• **PROBLEM TO WORK ON**
Transcribe all of the material exactly, except for its pictures.

[Entries from a visual dataset]
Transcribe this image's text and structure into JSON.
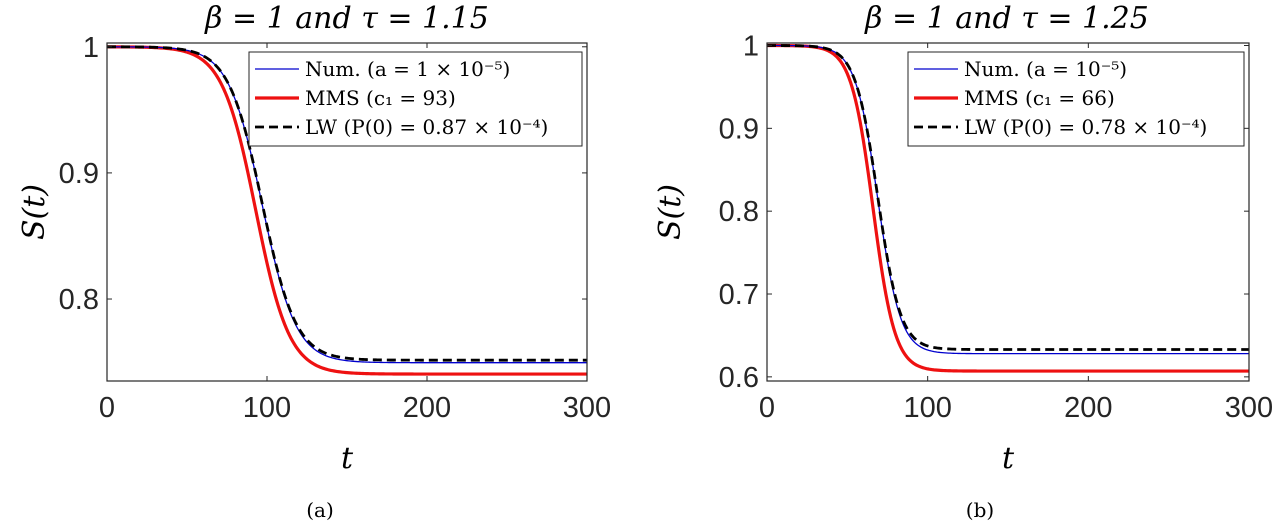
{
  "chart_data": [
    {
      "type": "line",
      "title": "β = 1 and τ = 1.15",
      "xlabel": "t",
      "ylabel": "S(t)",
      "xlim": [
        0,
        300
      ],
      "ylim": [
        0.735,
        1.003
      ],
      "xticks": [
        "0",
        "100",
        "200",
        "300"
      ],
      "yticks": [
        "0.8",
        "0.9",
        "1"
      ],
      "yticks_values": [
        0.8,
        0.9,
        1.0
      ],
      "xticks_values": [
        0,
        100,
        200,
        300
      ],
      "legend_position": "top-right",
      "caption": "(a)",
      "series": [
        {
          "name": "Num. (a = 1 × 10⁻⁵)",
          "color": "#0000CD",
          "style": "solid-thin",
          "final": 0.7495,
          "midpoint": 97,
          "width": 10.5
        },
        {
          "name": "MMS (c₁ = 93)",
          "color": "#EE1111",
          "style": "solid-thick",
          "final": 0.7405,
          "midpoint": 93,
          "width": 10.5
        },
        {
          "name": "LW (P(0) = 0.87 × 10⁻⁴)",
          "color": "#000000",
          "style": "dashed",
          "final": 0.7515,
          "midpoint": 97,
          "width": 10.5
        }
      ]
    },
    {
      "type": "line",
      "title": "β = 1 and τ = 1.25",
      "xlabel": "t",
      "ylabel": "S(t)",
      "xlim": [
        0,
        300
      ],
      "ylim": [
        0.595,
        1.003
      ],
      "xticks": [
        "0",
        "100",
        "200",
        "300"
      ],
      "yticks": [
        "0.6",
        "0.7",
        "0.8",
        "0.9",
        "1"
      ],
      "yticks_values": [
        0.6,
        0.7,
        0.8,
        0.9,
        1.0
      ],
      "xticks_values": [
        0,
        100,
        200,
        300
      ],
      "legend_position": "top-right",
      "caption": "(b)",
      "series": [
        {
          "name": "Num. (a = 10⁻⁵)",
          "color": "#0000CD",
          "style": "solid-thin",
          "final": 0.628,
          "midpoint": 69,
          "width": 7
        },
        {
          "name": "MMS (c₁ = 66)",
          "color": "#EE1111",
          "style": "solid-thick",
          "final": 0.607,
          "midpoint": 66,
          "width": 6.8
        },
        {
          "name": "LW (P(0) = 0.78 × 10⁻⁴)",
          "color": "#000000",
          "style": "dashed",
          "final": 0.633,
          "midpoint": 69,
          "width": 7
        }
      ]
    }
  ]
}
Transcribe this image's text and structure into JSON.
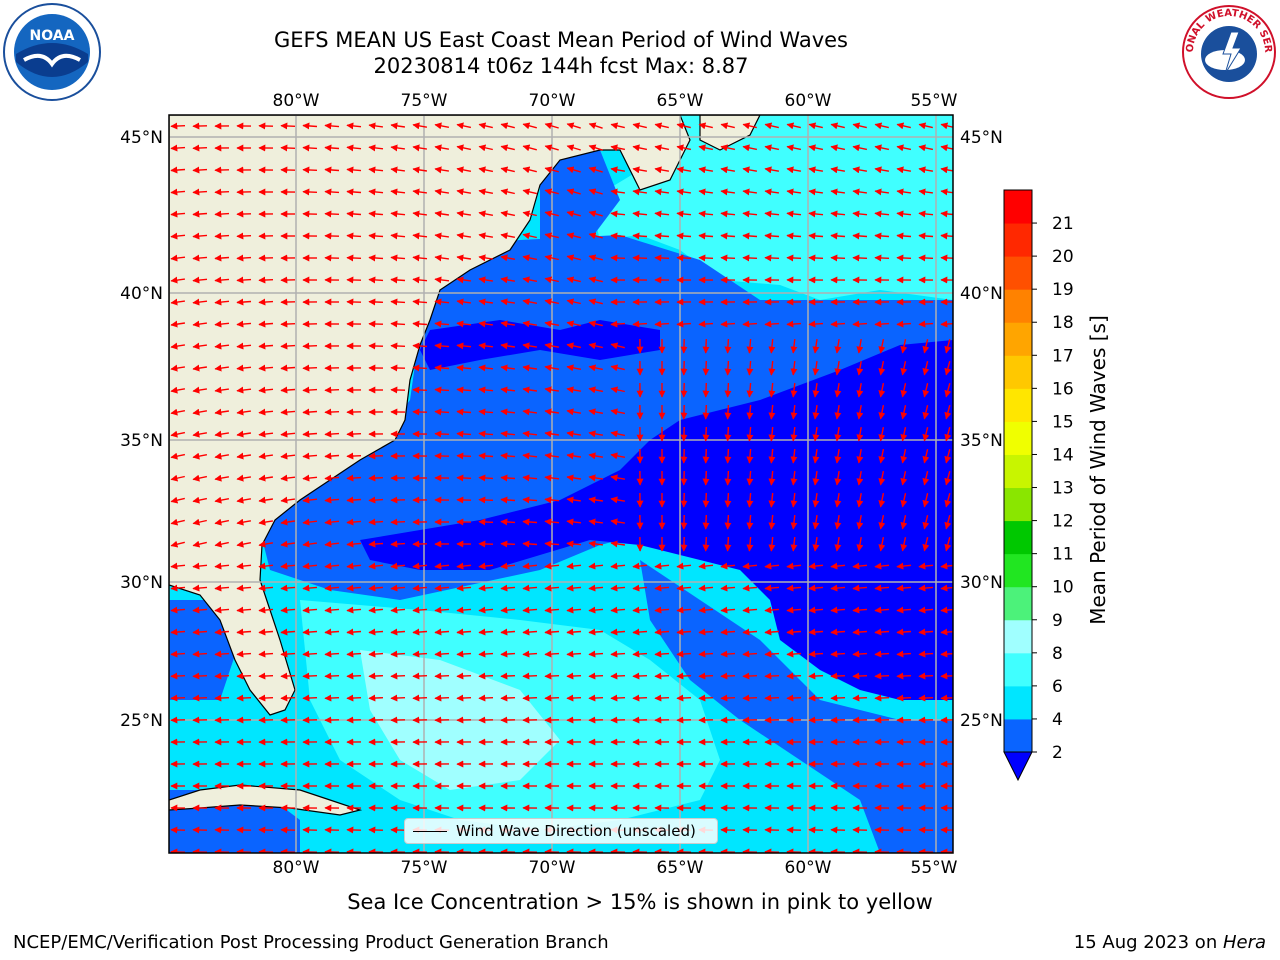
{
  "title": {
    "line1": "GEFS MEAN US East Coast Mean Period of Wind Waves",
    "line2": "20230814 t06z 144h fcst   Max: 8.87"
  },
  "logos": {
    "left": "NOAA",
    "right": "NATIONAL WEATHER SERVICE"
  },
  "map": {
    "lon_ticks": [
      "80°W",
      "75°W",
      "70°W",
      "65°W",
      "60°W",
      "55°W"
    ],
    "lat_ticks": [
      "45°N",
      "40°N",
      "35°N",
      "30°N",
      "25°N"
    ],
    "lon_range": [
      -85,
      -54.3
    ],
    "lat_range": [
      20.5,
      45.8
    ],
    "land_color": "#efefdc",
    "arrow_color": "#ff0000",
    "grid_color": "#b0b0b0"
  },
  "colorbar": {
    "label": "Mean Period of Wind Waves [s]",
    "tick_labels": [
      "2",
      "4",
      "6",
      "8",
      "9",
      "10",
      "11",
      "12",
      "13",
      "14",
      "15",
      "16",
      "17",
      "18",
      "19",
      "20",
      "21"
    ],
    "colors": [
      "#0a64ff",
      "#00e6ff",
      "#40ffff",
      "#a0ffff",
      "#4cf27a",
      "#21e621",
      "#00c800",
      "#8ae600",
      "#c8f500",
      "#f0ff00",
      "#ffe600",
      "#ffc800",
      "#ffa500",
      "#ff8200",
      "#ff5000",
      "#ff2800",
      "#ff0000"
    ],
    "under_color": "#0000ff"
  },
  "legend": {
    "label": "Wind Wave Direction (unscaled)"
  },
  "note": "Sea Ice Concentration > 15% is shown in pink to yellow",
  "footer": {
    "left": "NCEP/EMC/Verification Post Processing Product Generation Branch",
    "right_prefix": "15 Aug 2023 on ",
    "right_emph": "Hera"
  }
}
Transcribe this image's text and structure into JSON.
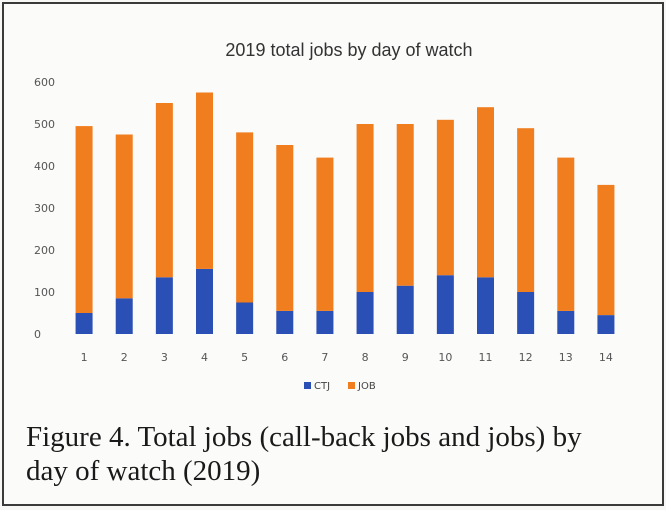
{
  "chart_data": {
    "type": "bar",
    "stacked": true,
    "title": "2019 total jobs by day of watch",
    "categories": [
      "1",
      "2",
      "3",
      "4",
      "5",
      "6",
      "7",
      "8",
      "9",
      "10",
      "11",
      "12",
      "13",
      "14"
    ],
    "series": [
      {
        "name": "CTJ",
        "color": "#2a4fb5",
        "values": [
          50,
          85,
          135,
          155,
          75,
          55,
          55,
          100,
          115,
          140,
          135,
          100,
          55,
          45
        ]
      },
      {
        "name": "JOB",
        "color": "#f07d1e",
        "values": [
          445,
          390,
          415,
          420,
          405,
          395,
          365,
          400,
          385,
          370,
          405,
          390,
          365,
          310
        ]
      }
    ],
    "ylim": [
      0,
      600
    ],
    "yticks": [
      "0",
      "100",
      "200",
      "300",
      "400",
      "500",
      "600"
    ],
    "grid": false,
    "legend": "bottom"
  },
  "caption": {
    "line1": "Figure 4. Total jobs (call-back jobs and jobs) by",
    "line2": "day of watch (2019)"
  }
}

• **ANSWER BELOW**
Transcribe this image's text and structure into JSON.
{
  "chart_data": [
    {
      "type": "line",
      "title": "β = 1 and τ = 1.15",
      "xlabel": "t",
      "ylabel": "S(t)",
      "xlim": [
        0,
        300
      ],
      "ylim": [
        0.735,
        1.003
      ],
      "xticks": [
        "0",
        "100",
        "200",
        "300"
      ],
      "yticks": [
        "0.8",
        "0.9",
        "1"
      ],
      "yticks_values": [
        0.8,
        0.9,
        1.0
      ],
      "xticks_values": [
        0,
        100,
        200,
        300
      ],
      "legend_position": "top-right",
      "caption": "(a)",
      "series": [
        {
          "name": "Num. (a = 1 × 10⁻⁵)",
          "color": "#0000CD",
          "style": "solid-thin",
          "final": 0.7495,
          "midpoint": 97,
          "width": 10.5
        },
        {
          "name": "MMS (c₁ = 93)",
          "color": "#EE1111",
          "style": "solid-thick",
          "final": 0.7405,
          "midpoint": 93,
          "width": 10.5
        },
        {
          "name": "LW (P(0) = 0.87 × 10⁻⁴)",
          "color": "#000000",
          "style": "dashed",
          "final": 0.7515,
          "midpoint": 97,
          "width": 10.5
        }
      ]
    },
    {
      "type": "line",
      "title": "β = 1 and τ = 1.25",
      "xlabel": "t",
      "ylabel": "S(t)",
      "xlim": [
        0,
        300
      ],
      "ylim": [
        0.595,
        1.003
      ],
      "xticks": [
        "0",
        "100",
        "200",
        "300"
      ],
      "yticks": [
        "0.6",
        "0.7",
        "0.8",
        "0.9",
        "1"
      ],
      "yticks_values": [
        0.6,
        0.7,
        0.8,
        0.9,
        1.0
      ],
      "xticks_values": [
        0,
        100,
        200,
        300
      ],
      "legend_position": "top-right",
      "caption": "(b)",
      "series": [
        {
          "name": "Num. (a = 10⁻⁵)",
          "color": "#0000CD",
          "style": "solid-thin",
          "final": 0.628,
          "midpoint": 69,
          "width": 7
        },
        {
          "name": "MMS (c₁ = 66)",
          "color": "#EE1111",
          "style": "solid-thick",
          "final": 0.607,
          "midpoint": 66,
          "width": 6.8
        },
        {
          "name": "LW (P(0) = 0.78 × 10⁻⁴)",
          "color": "#000000",
          "style": "dashed",
          "final": 0.633,
          "midpoint": 69,
          "width": 7
        }
      ]
    }
  ]
}
Transcribe this image's text and structure into JSON.
{
  "title": {
    "line1": "GEFS MEAN US East Coast Mean Period of Wind Waves",
    "line2": "20230814 t06z 144h fcst   Max: 8.87"
  },
  "logos": {
    "left": "NOAA",
    "right": "NATIONAL WEATHER SERVICE"
  },
  "map": {
    "lon_ticks": [
      "80°W",
      "75°W",
      "70°W",
      "65°W",
      "60°W",
      "55°W"
    ],
    "lat_ticks": [
      "45°N",
      "40°N",
      "35°N",
      "30°N",
      "25°N"
    ],
    "lon_range": [
      -85,
      -54.3
    ],
    "lat_range": [
      20.5,
      45.8
    ],
    "land_color": "#efefdc",
    "arrow_color": "#ff0000",
    "grid_color": "#b0b0b0"
  },
  "colorbar": {
    "label": "Mean Period of Wind Waves [s]",
    "tick_labels": [
      "2",
      "4",
      "6",
      "8",
      "9",
      "10",
      "11",
      "12",
      "13",
      "14",
      "15",
      "16",
      "17",
      "18",
      "19",
      "20",
      "21"
    ],
    "colors": [
      "#0a64ff",
      "#00e6ff",
      "#40ffff",
      "#a0ffff",
      "#4cf27a",
      "#21e621",
      "#00c800",
      "#8ae600",
      "#c8f500",
      "#f0ff00",
      "#ffe600",
      "#ffc800",
      "#ffa500",
      "#ff8200",
      "#ff5000",
      "#ff2800",
      "#ff0000"
    ],
    "under_color": "#0000ff"
  },
  "legend": {
    "label": "Wind Wave Direction (unscaled)"
  },
  "note": "Sea Ice Concentration > 15% is shown in pink to yellow",
  "footer": {
    "left": "NCEP/EMC/Verification Post Processing Product Generation Branch",
    "right_prefix": "15 Aug 2023 on ",
    "right_emph": "Hera"
  }
}
Transcribe this image's text and structure into JSON.
{
  "chart_data": {
    "type": "bar",
    "stacked": true,
    "title": "2019 total jobs by day of watch",
    "categories": [
      "1",
      "2",
      "3",
      "4",
      "5",
      "6",
      "7",
      "8",
      "9",
      "10",
      "11",
      "12",
      "13",
      "14"
    ],
    "series": [
      {
        "name": "CTJ",
        "color": "#2a4fb5",
        "values": [
          50,
          85,
          135,
          155,
          75,
          55,
          55,
          100,
          115,
          140,
          135,
          100,
          55,
          45
        ]
      },
      {
        "name": "JOB",
        "color": "#f07d1e",
        "values": [
          445,
          390,
          415,
          420,
          405,
          395,
          365,
          400,
          385,
          370,
          405,
          390,
          365,
          310
        ]
      }
    ],
    "ylim": [
      0,
      600
    ],
    "yticks": [
      "0",
      "100",
      "200",
      "300",
      "400",
      "500",
      "600"
    ],
    "grid": false,
    "legend": "bottom"
  },
  "caption": {
    "line1": "Figure 4. Total jobs (call-back jobs and jobs) by",
    "line2": "day of watch (2019)"
  }
}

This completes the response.